• _Passage_:

Published March 5, 2008 at 6:59 a.m.

Artistic dynasties are uncommon, so when an especially talented family tree bears fruit, it’s well worth celebrating. The “Azarian Family Art Show,” on view through April 22 at the T.W. Wood Gallery in Montpelier, pays homage to one of Vermont’s most creative clans by gathering artworks by nine Azarian and Azarian-connected painters and printmakers. More than 100 pieces appear. The Azarians are humanistic artists, and even their works with a political edge feel positive rather than preachy.

The family’s talented forebears produced the exhibition’s two oldest pieces. A 20-by-32-inch oil from 1896, by current matriarch Mary Azarian’s maternal grandmother, Martha Wagner Hatch, is a more than competent maritime scene entitled “Ships in a Storm.” Three caravelles are tossed by high seas in a rugged composition that displays real technical skill. The other piece is a primitive yet poignant, post-World War I drawing called “Fleeing the Genocide” by Karekin Azarian, immigrant father of patriarch Tomas “Tom Banjo” Azarian. It’s a simplified recollection of lost ancestral land, showing villagers fleeing into the hills in front of a group of armed troops.

Tom Azarian’s cartoonish drawings include a satire of the pretenses of gallery openings called “Art Show,” and a poster for a “cheap art” sale and exhibition in Burlington. The “cheap art” concept is well known to fans of Bread and Puppet Theater: Indeed, there’s practically a symbiotic relationship between the aesthetics of Bread and Puppet and those of the Azarians. The Cabot-based family has worked intimately with the world-renowned Glover troupe for decades.

The Azarians perhaps most familiar to Vermonters are Caldecott Medal winner Mary Azarian and her eldest son Ethan. “Mary at Sixty” is a woodcut self-portrait of the esteemed artist and illustrator, showing Mary smiling beatifically as she looks through a thicket of strong yet denuded winter branches. Ethan has established himself as a prolific full-time painter; though he now resides in Austin, Texas, he makes regular visits to the Green Mountain State. His quirky acrylic style includes colorful, floating objects such as those seen in a series of five vertical, unstretched 25-by-48-inch paintings at the Wood show. They include “The Banana” — a painting that is just that — and his stretched and framed “Y2K” fantasy of bungalows and sidewalks interconnected in a web-like structure.

• _Excerpted data_:
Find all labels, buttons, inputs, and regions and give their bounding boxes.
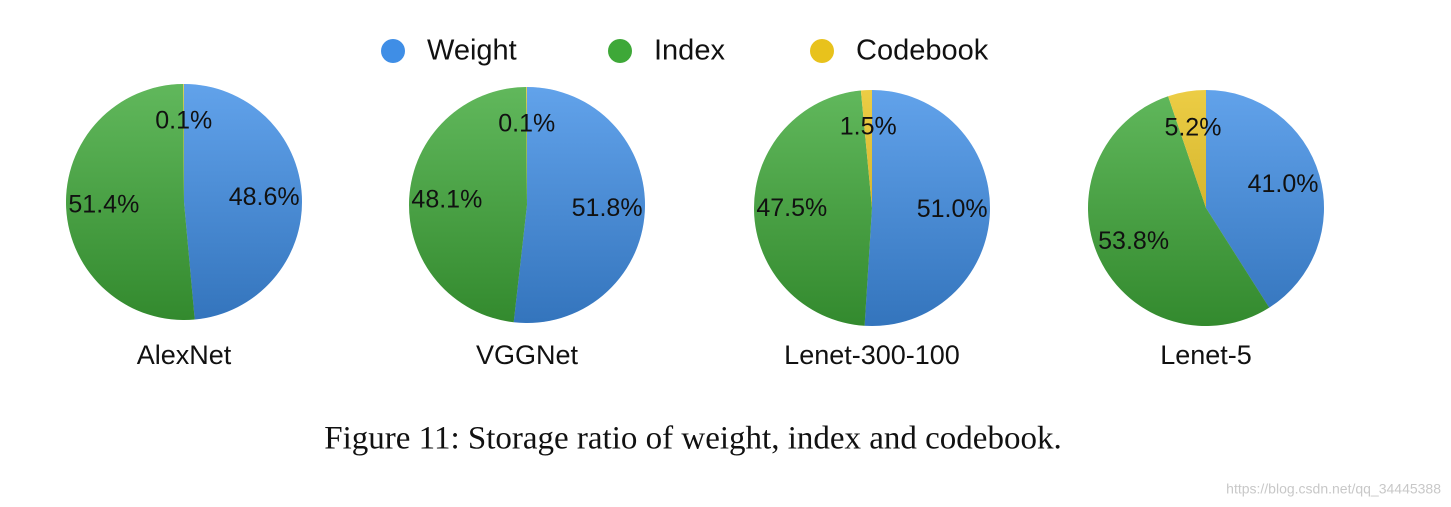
data-label: 51.8% [572,194,643,222]
data-label: 5.2% [1164,113,1221,141]
data-label: 1.5% [840,112,897,140]
data-label: 0.1% [498,109,555,137]
pie-title: Lenet-5 [1160,340,1252,370]
pie-title: Lenet-300-100 [784,340,960,370]
data-label: 48.1% [411,185,482,213]
data-label: 48.6% [229,183,300,211]
data-label: 41.0% [1248,170,1319,198]
legend-marker [608,39,632,63]
legend-label: Weight [427,35,517,67]
legend-marker [381,39,405,63]
data-label: 51.4% [68,191,139,219]
data-label: 0.1% [155,106,212,134]
legend-marker [810,39,834,63]
data-label: 51.0% [917,195,988,223]
caption: Figure 11: Storage ratio of weight, inde… [324,421,1061,457]
pie-title: VGGNet [476,340,579,370]
pie-title: AlexNet [137,340,232,370]
watermark: https://blog.csdn.net/qq_34445388 [1226,481,1441,497]
legend-label: Codebook [856,35,989,67]
data-label: 53.8% [1098,227,1169,255]
data-label: 47.5% [756,194,827,222]
legend-label: Index [654,35,725,67]
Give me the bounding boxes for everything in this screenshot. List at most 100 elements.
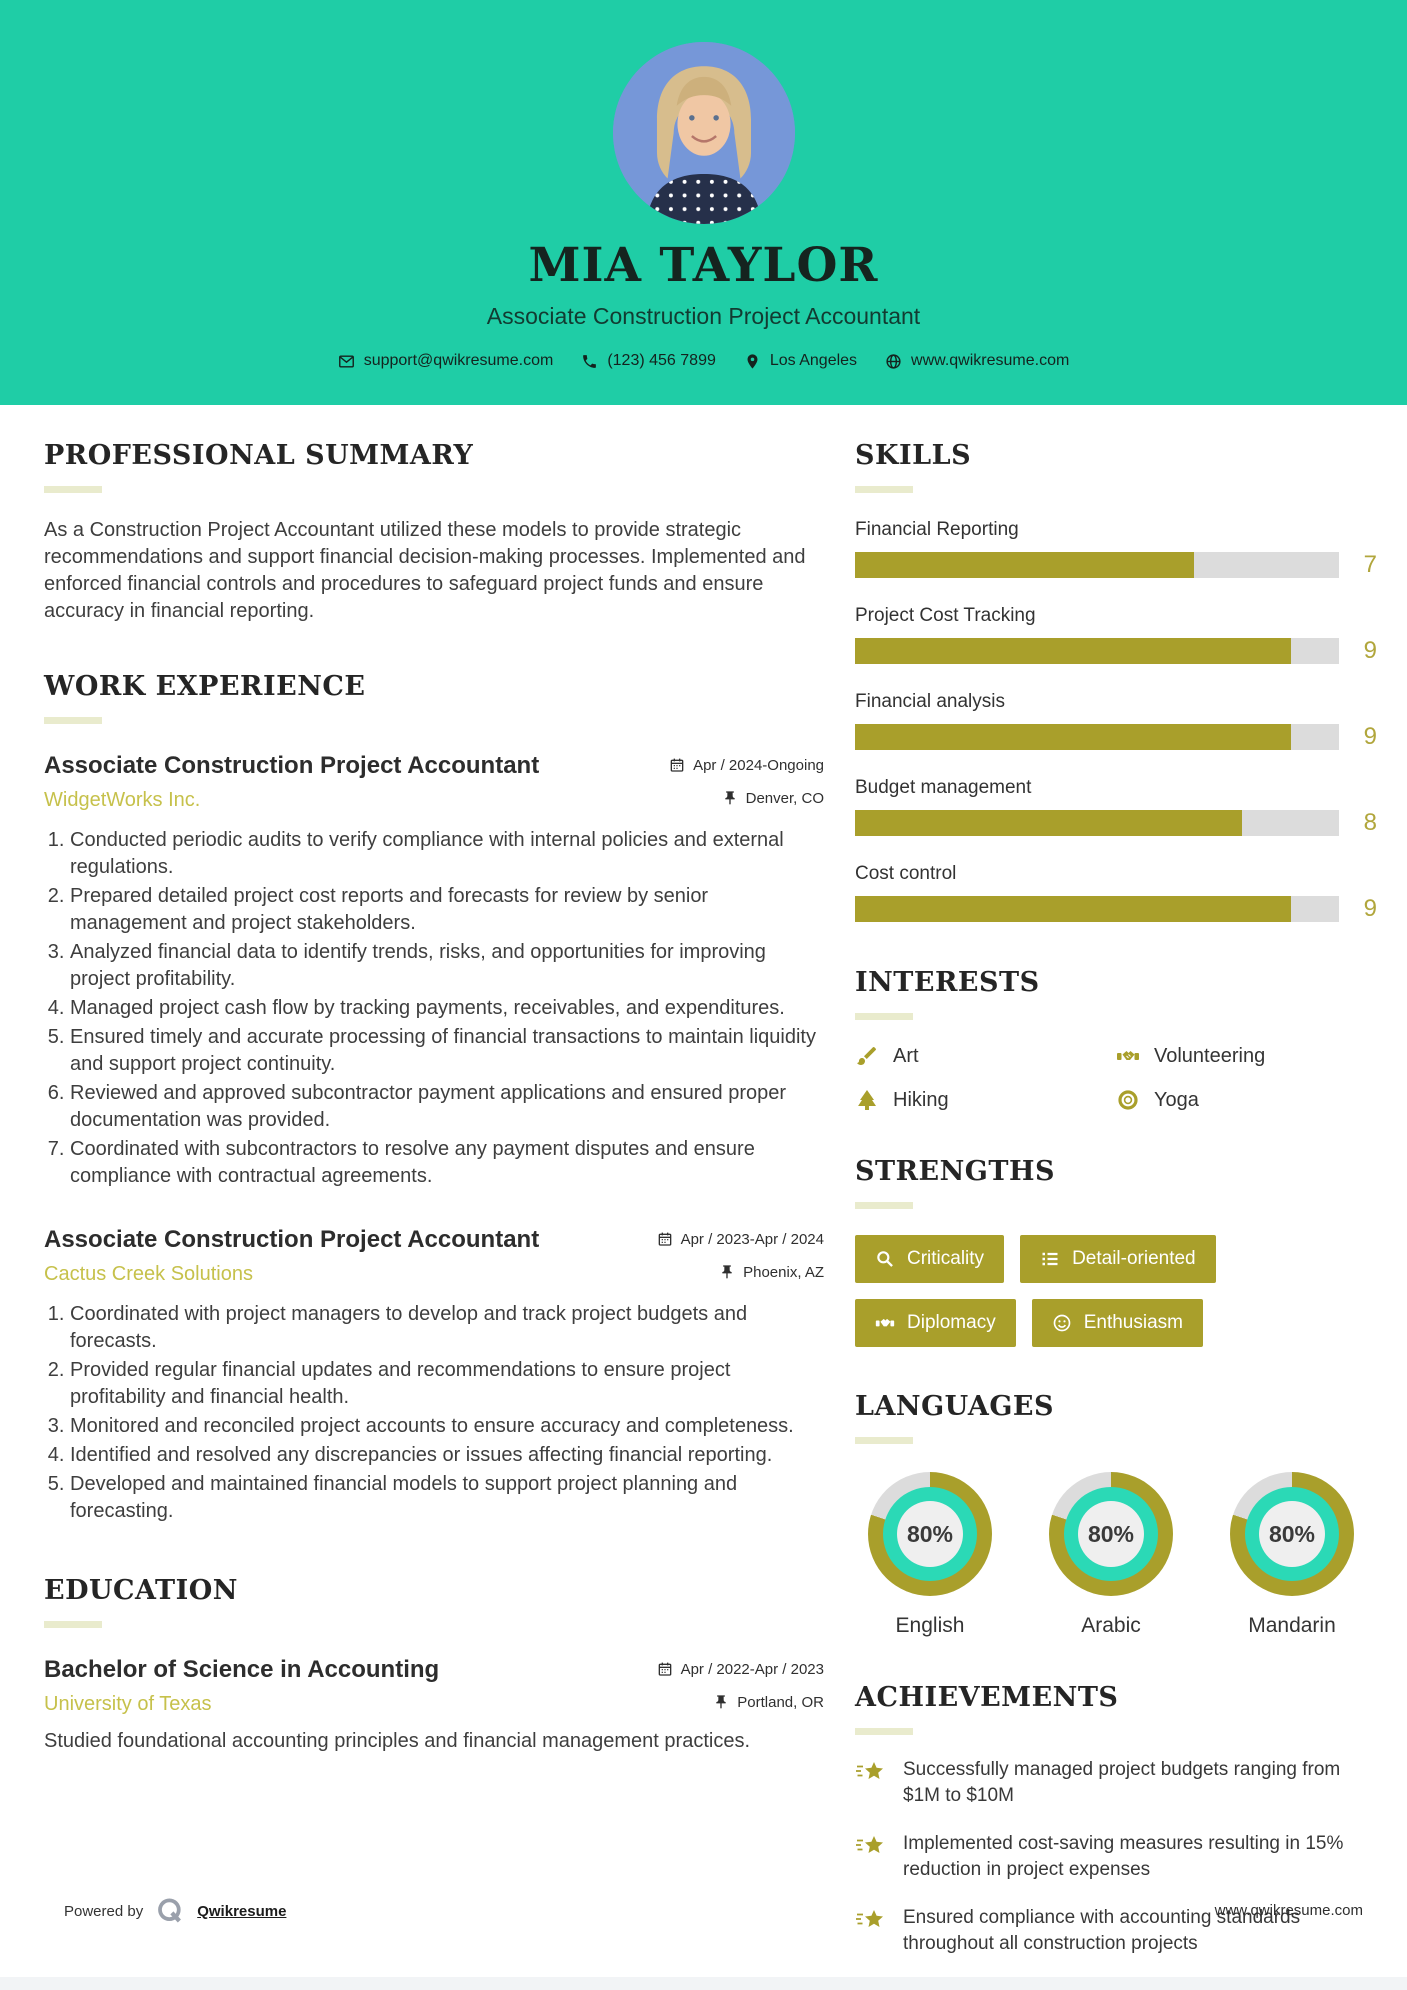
- donut-percent: 80%: [1259, 1501, 1325, 1567]
- interest-label: Art: [893, 1044, 919, 1067]
- skill-bar-fill: [855, 810, 1243, 836]
- contact-location: Los Angeles: [744, 352, 857, 370]
- job-entry: Associate Construction Project Accountan…: [44, 1226, 824, 1525]
- right-column: SKILLS Financial Reporting 7 Project Cos…: [855, 440, 1377, 1957]
- achievement-item: Implemented cost-saving measures resulti…: [855, 1831, 1377, 1883]
- achievement-item: Successfully managed project budgets ran…: [855, 1757, 1377, 1809]
- qwikresume-logo-icon: [155, 1896, 185, 1926]
- contact-website[interactable]: www.qwikresume.com: [885, 352, 1069, 370]
- shooting-star-icon: [855, 1759, 887, 1789]
- education-location-text: Portland, OR: [737, 1693, 824, 1711]
- language-name: English: [895, 1614, 965, 1637]
- mail-icon: [338, 353, 355, 370]
- handshake-icon: [875, 1313, 895, 1333]
- skill-row: Project Cost Tracking 9: [855, 605, 1377, 665]
- list-item: Ensured timely and accurate processing o…: [70, 1024, 824, 1078]
- calendar-icon: [657, 1661, 673, 1677]
- section-heading: INTERESTS: [855, 967, 1040, 998]
- skill-name: Cost control: [855, 863, 957, 884]
- job-title: Associate Construction Project Accountan…: [44, 752, 540, 779]
- heading-underline: [44, 717, 102, 724]
- list-item: Developed and maintained financial model…: [70, 1471, 824, 1525]
- company-name: Cactus Creek Solutions: [44, 1263, 253, 1285]
- list-icon: [1040, 1249, 1060, 1269]
- job-location-text: Phoenix, AZ: [743, 1263, 824, 1281]
- section-work-experience: WORK EXPERIENCE Associate Construction P…: [44, 671, 824, 1525]
- section-heading: PROFESSIONAL SUMMARY: [44, 440, 474, 471]
- bottom-strip: [0, 1977, 1407, 1990]
- pushpin-icon: [713, 1694, 729, 1710]
- job-entry: Associate Construction Project Accountan…: [44, 752, 824, 1190]
- pushpin-icon: [719, 1264, 735, 1280]
- strength-label: Diplomacy: [907, 1312, 996, 1333]
- language-donut-chart: 80%: [868, 1472, 992, 1596]
- shooting-star-icon: [855, 1907, 887, 1937]
- education-description: Studied foundational accounting principl…: [44, 1730, 751, 1752]
- paintbrush-icon: [855, 1044, 879, 1068]
- shooting-star-icon: [855, 1833, 887, 1863]
- education-dates: Apr / 2022-Apr / 2023: [657, 1661, 824, 1678]
- skill-score: 8: [1363, 809, 1377, 836]
- section-interests: INTERESTS Art Volunteering Hiking Yoga: [855, 967, 1377, 1112]
- pushpin-icon: [722, 790, 738, 806]
- job-title: Associate Construction Project Accountan…: [44, 1226, 540, 1253]
- section-heading: EDUCATION: [44, 1575, 238, 1606]
- list-item: Prepared detailed project cost reports a…: [70, 883, 824, 937]
- skill-bar-track: [855, 810, 1339, 836]
- section-heading: ACHIEVEMENTS: [855, 1682, 1119, 1713]
- skill-bar-track: [855, 638, 1339, 664]
- location-pin-icon: [744, 353, 761, 370]
- school-name: University of Texas: [44, 1693, 212, 1715]
- section-education: EDUCATION Bachelor of Science in Account…: [44, 1575, 824, 1755]
- skill-bar-fill: [855, 896, 1291, 922]
- phone-icon: [581, 353, 598, 370]
- section-professional-summary: PROFESSIONAL SUMMARY As a Construction P…: [44, 440, 824, 625]
- job-location-text: Denver, CO: [745, 789, 824, 807]
- list-item: Conducted periodic audits to verify comp…: [70, 827, 824, 881]
- achievement-text: Successfully managed project budgets ran…: [903, 1759, 1341, 1806]
- interest-item: Yoga: [1116, 1088, 1377, 1112]
- watermark-url: www.qwikresume.com: [1214, 1902, 1363, 1919]
- education-location: Portland, OR: [713, 1694, 824, 1711]
- interest-label: Volunteering: [1154, 1044, 1266, 1067]
- skill-score: 7: [1363, 551, 1377, 578]
- education-dates-text: Apr / 2022-Apr / 2023: [680, 1660, 824, 1678]
- list-item: Coordinated with subcontractors to resol…: [70, 1136, 824, 1190]
- contact-website-text: www.qwikresume.com: [911, 352, 1070, 369]
- job-location: Phoenix, AZ: [719, 1264, 824, 1281]
- section-heading: WORK EXPERIENCE: [44, 671, 366, 702]
- strength-label: Detail-oriented: [1072, 1248, 1196, 1269]
- skill-name: Project Cost Tracking: [855, 605, 1036, 626]
- contact-row: support@qwikresume.com (123) 456 7899 Lo…: [0, 352, 1407, 370]
- qwikresume-link[interactable]: Qwikresume: [197, 1902, 287, 1920]
- strength-badge-detail-oriented: Detail-oriented: [1020, 1235, 1216, 1283]
- contact-location-text: Los Angeles: [769, 352, 858, 369]
- skill-bar-fill: [855, 638, 1291, 664]
- donut-inner-ring: 80%: [883, 1487, 977, 1581]
- strength-label: Enthusiasm: [1083, 1312, 1183, 1333]
- search-icon: [875, 1249, 895, 1269]
- languages-row: 80% English 80% Arabic: [855, 1472, 1377, 1638]
- heading-underline: [855, 1437, 913, 1444]
- strength-badge-enthusiasm: Enthusiasm: [1031, 1299, 1203, 1347]
- strength-label: Criticality: [907, 1248, 985, 1269]
- language-item: 80% English: [855, 1472, 1005, 1638]
- job-dates-text: Apr / 2023-Apr / 2024: [680, 1230, 824, 1248]
- list-item: Identified and resolved any discrepancie…: [70, 1442, 824, 1469]
- heading-underline: [44, 486, 102, 493]
- strengths-wrap: Criticality Detail-oriented Diplomacy En…: [855, 1235, 1377, 1347]
- section-heading: STRENGTHS: [855, 1156, 1055, 1187]
- powered-by-text: Powered by: [64, 1902, 144, 1920]
- skill-score: 9: [1363, 895, 1377, 922]
- interest-label: Hiking: [893, 1088, 949, 1111]
- skill-row: Financial analysis 9: [855, 691, 1377, 751]
- section-heading: LANGUAGES: [855, 1391, 1054, 1422]
- skill-row: Budget management 8: [855, 777, 1377, 837]
- list-item: Reviewed and approved subcontractor paym…: [70, 1080, 824, 1134]
- ring-icon: [1116, 1088, 1140, 1112]
- donut-inner-ring: 80%: [1245, 1487, 1339, 1581]
- interests-grid: Art Volunteering Hiking Yoga: [855, 1044, 1377, 1112]
- handshake-icon: [1116, 1044, 1140, 1068]
- contact-phone: (123) 456 7899: [581, 352, 716, 370]
- list-item: Provided regular financial updates and r…: [70, 1357, 824, 1411]
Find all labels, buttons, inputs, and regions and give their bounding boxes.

• _Required work_:
(a) Write out everything from "Tom Azarian’s cartoonish" down to "troupe for decades." in the review of the Azarian family art show.
(b) Pick up the review of the Azarian family art show at the point where it stops and keep writing it.

• _Answers to the exercise_:
(a)
Tom Azarian’s cartoonish drawings include a satire of the pretenses of gallery openings called “Art Show,” and a poster for a “cheap art” sale and exhibition in Burlington. The “cheap art” concept is well known to fans of Bread and Puppet Theater: Indeed, there’s practically a symbiotic relationship between the aesthetics of Bread and Puppet and those of the Azarians. The Cabot-based family has worked intimately with the world-renowned Glover troupe for decades.

(b)
Ethan’s partner, Melissa Knight, contributes nine monochromatic batik collages to the exhibition. His younger brothers Jesse and Timothy are painters who cover topical subjects in some of their works. Several of Jesse’s paintings are large vertical landscapes with curious trompe l’oeil cigarette butts appearing in the center of the images, as if a smoker from heaven were nonchalantly polluting the idyllic scenes. Among Timothy’s works is a series of small acrylics showing SUVs and Hummers in natural environments, as they’re depicted in ads, but now with ironic captions. One of these is a brilliant quote from Dubya: “Iraqis are sick of foreign people coming in their country and trying to destabilize their country.”

One of the most delightful collections in the show comprises the relief carvings and woodblock prints of Timothy’s wife, Wilaiwan Phonjan-Azarian. She’s clearly on her way to becoming as skilled a woodblock printer as her mother-in-law. Phonjan-Azarian creates intricate scenes primarily focused on traditional Southeast Asian culture, wildlife and architecture. Her designs are beautifully composed, with particular attention paid to the expressive possibilities of negative space. They are also carved with obvious skill.

The best-known American art dynasty is that of the remarkable Peale family of Philadelphia, headed by patriot and portraitist Charles Wilson Peale (1741-1827). He named more than a few of his 17 sons and daughters after famous painters, and the kids didn’t disappoint him. The Peales were sought-after artists well into the late 1800s. Regardless of whether they christen any of their tribe Raphaelle, Sophonisba or Rembrandt, the Azarians are making their own Vermont art history.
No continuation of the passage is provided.